§ Exercise
Every line containing the word "data" needs to be found and copied.

§ Source material
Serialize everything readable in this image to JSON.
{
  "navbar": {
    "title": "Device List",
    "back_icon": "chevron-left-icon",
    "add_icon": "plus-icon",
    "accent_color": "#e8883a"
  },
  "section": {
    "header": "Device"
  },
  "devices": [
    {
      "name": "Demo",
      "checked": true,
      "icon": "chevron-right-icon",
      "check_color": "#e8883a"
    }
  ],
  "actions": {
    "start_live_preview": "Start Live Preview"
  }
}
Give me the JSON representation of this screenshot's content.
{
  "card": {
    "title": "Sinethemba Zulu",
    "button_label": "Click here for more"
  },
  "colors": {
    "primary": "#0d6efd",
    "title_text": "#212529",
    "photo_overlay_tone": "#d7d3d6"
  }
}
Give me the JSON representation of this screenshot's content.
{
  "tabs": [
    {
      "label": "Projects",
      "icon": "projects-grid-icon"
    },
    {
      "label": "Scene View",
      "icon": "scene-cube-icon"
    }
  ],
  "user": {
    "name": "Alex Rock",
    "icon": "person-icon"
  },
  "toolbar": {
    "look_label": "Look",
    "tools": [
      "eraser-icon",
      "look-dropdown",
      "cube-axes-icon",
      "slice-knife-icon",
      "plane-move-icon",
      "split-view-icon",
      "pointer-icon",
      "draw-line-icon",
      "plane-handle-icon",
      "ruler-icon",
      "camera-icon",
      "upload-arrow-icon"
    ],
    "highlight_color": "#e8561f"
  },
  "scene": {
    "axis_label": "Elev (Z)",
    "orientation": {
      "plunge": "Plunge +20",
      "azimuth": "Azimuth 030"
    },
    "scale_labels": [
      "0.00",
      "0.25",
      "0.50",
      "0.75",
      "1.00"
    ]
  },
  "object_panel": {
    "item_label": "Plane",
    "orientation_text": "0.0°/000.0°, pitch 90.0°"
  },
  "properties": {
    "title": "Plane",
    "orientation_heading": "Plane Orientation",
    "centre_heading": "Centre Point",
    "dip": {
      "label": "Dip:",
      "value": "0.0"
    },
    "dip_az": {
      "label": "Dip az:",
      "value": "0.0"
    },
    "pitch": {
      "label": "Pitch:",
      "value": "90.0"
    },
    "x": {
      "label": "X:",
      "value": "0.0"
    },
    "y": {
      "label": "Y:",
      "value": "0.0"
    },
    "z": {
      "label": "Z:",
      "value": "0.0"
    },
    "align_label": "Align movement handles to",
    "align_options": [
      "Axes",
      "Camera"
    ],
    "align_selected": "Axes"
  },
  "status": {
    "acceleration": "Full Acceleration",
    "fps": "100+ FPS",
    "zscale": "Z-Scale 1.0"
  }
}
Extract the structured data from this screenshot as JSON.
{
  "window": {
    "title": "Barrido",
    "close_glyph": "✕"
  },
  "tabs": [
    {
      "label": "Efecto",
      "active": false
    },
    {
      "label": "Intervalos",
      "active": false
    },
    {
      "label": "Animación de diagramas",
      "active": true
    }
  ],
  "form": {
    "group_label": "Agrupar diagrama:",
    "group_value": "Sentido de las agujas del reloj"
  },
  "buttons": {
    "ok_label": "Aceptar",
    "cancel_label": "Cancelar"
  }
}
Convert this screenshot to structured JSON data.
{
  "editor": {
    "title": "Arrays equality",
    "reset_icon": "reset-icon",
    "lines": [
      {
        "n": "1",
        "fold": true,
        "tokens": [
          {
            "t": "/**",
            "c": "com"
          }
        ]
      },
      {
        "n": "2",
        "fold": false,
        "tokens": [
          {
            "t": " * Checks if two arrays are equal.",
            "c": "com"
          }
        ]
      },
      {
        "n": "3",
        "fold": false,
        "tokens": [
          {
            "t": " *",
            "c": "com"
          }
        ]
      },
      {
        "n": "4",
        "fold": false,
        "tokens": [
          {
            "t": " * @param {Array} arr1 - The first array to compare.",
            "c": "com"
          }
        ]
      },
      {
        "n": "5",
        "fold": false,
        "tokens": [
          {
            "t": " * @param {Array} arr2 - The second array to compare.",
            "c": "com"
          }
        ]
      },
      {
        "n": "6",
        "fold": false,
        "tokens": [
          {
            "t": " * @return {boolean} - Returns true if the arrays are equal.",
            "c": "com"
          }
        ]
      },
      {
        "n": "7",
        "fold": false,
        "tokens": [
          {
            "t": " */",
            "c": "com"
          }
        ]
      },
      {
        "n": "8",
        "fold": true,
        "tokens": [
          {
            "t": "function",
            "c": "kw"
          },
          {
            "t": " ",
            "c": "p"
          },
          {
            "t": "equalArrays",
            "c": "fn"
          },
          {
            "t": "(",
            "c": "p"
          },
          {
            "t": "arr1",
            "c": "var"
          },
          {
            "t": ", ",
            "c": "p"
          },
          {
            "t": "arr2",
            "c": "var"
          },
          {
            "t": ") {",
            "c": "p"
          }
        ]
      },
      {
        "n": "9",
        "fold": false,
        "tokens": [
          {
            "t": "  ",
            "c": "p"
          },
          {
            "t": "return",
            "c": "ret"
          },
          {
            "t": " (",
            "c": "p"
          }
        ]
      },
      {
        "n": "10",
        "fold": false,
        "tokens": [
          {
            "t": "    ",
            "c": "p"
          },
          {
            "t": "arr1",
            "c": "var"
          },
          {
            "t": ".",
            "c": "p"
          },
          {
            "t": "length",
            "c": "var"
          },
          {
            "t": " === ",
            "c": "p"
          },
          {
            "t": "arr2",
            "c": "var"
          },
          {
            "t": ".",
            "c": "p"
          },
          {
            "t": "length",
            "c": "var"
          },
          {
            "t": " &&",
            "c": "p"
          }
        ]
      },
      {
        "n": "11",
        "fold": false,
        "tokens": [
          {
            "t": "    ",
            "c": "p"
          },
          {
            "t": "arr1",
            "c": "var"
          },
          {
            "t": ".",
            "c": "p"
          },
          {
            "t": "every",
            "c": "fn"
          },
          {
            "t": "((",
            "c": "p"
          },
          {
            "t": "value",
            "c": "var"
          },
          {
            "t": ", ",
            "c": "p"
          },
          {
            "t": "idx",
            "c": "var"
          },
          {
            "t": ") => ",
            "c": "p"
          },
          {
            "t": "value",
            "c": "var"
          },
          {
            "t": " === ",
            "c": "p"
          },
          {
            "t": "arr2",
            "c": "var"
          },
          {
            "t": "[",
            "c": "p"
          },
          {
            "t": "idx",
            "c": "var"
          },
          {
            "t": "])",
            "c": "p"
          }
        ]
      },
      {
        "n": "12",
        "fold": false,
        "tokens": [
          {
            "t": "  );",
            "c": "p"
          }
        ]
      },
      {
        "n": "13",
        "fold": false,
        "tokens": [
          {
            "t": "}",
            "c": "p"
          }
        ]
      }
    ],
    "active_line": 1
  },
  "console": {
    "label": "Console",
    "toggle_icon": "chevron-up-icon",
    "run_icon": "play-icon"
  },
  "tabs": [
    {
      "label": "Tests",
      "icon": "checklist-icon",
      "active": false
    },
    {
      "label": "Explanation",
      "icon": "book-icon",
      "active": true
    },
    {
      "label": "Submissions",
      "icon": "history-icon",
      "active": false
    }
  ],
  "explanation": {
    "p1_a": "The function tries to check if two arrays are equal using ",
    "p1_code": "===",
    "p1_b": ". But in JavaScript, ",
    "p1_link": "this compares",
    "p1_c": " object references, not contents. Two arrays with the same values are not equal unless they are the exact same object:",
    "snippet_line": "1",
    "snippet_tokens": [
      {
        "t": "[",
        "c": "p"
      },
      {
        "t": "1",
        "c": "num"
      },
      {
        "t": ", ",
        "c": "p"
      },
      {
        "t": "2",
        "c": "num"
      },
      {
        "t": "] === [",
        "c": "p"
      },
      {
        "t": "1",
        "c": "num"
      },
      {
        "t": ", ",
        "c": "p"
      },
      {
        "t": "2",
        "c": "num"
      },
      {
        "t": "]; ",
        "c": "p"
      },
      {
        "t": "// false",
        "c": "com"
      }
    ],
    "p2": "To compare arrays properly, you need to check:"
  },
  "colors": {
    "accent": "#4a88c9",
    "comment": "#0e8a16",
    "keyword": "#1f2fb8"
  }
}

§ Response to this task
Extract the structured data from this screenshot as JSON.
Convert this screenshot to structured JSON data.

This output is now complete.